Copy out the records verbatim, starting at the line that contains "residuals-a-point: [243, 566, 247, 570]" and stopping after the line that contains "residuals-b-point: [138, 620, 142, 624]".

_ _ _ _ _

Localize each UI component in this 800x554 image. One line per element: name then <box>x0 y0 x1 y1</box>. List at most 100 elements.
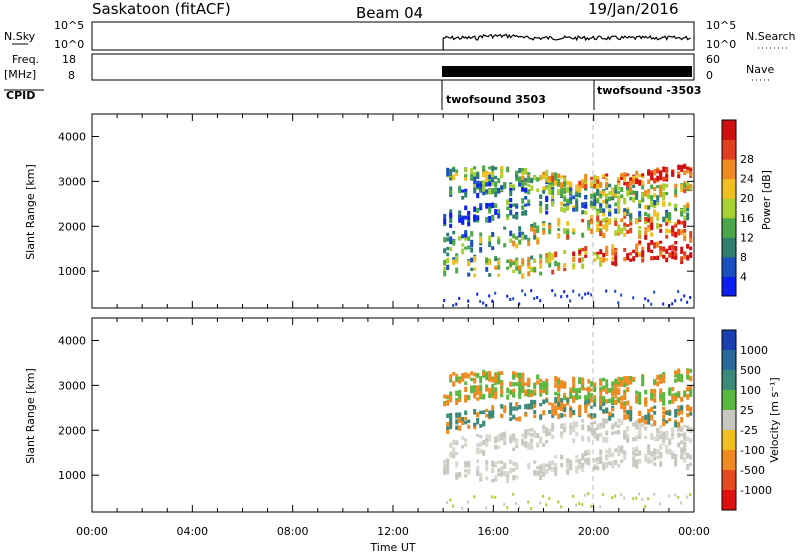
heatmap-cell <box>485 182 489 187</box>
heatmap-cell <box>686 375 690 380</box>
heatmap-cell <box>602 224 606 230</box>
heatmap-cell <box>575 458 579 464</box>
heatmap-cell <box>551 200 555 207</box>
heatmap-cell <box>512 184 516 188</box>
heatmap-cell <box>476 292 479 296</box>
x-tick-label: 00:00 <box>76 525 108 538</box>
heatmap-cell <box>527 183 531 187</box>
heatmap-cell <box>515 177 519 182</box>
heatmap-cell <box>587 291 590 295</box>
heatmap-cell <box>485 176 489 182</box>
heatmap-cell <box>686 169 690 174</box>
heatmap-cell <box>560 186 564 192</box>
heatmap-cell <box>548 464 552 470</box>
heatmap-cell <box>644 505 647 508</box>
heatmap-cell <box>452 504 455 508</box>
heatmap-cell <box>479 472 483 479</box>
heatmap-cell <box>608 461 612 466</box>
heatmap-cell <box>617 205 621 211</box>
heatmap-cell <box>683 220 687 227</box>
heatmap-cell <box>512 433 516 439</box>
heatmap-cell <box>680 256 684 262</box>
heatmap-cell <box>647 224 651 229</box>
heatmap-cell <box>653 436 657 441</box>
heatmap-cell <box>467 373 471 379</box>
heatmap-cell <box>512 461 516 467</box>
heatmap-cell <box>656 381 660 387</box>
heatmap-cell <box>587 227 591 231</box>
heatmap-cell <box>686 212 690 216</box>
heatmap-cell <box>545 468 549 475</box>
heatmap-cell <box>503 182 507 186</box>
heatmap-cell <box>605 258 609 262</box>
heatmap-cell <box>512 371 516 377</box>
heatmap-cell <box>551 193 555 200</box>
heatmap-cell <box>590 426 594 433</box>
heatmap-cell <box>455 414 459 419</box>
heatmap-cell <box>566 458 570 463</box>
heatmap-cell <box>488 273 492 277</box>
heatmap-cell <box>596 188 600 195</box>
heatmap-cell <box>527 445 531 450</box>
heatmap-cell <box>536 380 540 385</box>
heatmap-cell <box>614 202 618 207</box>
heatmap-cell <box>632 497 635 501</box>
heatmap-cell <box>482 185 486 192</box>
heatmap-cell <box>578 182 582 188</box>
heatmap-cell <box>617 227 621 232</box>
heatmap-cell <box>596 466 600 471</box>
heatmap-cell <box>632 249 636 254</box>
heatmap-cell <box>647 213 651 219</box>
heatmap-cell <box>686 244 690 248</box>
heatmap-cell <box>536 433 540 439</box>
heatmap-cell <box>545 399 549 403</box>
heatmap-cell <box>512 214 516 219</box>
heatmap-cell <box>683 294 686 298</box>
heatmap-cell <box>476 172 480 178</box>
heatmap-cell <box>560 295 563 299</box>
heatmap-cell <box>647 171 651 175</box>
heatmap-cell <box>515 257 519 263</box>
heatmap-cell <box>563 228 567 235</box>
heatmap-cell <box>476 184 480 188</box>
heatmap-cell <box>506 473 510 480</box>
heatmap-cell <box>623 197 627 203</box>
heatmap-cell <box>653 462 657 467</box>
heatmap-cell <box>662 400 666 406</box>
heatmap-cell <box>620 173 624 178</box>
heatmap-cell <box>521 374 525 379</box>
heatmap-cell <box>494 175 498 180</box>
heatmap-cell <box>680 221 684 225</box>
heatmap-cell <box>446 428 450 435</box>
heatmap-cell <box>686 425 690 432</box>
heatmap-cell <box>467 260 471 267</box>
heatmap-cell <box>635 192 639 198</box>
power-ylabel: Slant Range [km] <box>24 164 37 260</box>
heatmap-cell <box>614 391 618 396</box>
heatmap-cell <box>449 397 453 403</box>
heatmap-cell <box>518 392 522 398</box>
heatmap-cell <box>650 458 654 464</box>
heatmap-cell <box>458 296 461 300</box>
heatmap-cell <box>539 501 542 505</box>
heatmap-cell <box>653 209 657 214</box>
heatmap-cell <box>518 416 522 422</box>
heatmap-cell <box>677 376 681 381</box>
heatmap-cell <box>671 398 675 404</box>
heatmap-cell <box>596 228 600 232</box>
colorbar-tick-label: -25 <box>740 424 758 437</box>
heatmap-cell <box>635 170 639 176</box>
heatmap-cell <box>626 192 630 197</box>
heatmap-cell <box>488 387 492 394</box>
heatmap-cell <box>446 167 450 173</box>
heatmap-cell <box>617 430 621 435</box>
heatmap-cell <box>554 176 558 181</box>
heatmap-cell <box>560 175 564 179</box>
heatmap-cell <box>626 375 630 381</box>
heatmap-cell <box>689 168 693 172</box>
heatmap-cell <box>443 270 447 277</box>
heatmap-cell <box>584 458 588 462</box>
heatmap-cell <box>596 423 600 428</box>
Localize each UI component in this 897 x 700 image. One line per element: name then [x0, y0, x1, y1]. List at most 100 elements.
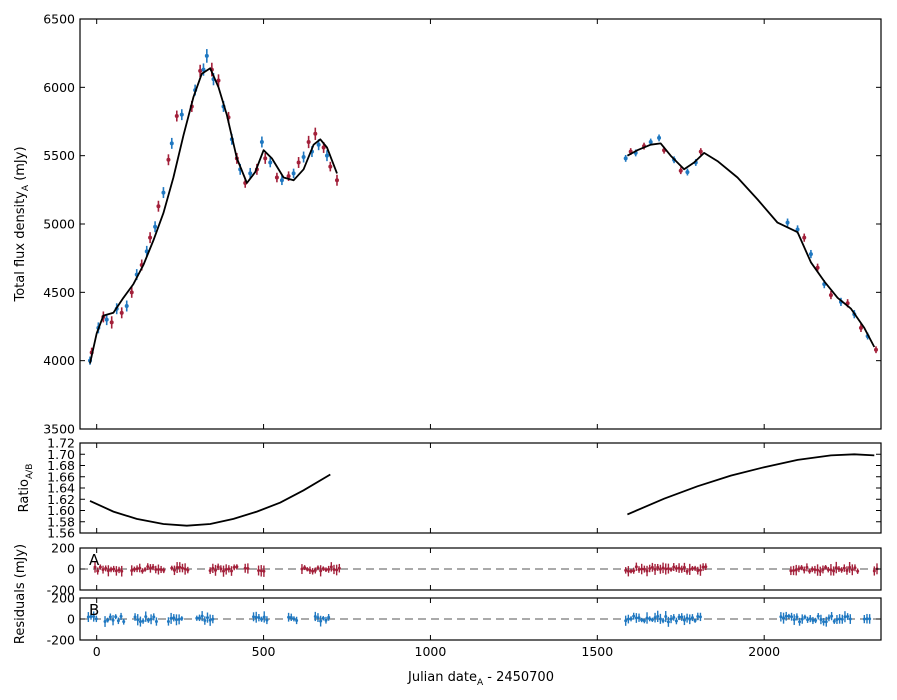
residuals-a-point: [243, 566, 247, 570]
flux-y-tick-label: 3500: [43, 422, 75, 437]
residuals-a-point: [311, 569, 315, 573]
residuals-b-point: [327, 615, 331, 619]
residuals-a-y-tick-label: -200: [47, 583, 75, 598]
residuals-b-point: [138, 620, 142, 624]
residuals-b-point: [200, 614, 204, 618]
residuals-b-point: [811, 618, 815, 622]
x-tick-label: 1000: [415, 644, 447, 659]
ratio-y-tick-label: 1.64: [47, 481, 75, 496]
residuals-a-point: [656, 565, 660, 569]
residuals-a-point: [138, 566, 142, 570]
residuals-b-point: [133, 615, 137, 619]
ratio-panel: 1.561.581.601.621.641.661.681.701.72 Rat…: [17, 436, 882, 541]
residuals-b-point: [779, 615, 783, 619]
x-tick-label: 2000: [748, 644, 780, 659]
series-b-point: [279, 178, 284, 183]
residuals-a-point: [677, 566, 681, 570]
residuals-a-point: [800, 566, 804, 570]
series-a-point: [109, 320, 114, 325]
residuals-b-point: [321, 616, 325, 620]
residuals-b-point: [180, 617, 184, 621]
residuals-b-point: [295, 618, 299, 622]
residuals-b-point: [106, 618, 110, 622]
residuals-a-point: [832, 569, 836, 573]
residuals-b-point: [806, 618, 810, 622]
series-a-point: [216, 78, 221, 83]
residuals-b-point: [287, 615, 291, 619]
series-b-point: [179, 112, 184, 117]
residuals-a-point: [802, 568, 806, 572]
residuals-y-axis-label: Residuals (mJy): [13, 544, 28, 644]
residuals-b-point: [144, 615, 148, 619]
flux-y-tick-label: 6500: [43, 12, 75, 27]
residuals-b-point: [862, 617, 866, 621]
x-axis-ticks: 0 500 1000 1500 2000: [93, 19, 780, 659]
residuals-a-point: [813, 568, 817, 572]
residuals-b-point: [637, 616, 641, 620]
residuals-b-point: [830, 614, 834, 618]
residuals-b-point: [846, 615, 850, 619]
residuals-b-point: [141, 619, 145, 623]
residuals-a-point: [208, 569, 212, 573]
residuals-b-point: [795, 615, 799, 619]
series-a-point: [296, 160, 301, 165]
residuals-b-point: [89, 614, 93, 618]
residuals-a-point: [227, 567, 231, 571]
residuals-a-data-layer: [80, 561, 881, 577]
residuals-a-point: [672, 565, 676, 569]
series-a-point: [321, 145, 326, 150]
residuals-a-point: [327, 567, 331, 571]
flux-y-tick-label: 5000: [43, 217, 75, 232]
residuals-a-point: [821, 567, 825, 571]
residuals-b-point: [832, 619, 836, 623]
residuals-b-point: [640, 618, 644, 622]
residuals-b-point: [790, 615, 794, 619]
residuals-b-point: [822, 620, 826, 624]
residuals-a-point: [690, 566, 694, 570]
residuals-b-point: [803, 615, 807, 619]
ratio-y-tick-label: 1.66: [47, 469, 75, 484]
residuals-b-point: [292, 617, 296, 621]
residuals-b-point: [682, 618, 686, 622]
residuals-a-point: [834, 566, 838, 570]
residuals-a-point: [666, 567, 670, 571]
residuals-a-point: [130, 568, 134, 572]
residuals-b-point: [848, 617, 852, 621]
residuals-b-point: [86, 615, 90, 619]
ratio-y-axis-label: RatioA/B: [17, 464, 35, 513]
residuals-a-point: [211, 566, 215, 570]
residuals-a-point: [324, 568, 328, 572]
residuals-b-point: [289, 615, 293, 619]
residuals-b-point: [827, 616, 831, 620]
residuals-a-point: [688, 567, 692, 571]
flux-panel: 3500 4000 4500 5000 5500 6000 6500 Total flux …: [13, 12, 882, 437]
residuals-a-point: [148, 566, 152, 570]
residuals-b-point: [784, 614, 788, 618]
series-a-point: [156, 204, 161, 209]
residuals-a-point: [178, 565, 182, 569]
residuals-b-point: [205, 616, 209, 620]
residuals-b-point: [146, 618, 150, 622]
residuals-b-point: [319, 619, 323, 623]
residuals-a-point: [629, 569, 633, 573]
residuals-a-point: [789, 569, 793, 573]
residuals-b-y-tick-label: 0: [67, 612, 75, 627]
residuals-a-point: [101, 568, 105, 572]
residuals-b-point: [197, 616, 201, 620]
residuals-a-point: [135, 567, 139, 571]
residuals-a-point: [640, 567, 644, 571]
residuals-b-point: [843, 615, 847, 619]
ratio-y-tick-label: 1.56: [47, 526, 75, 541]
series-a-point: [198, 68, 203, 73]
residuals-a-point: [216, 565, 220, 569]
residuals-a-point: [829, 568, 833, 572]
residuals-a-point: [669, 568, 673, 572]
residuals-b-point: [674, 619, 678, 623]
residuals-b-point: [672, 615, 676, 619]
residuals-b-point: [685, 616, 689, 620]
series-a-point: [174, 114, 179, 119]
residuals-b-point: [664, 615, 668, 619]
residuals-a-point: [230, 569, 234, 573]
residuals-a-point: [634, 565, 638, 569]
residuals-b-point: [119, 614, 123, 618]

_ _ _ _ _

## RIGHT ANSWER
residuals-a-point: [243, 566, 247, 570]
flux-y-tick-label: 3500: [43, 422, 75, 437]
residuals-a-point: [311, 569, 315, 573]
residuals-b-point: [327, 615, 331, 619]
residuals-a-y-tick-label: -200: [47, 583, 75, 598]
residuals-b-point: [138, 620, 142, 624]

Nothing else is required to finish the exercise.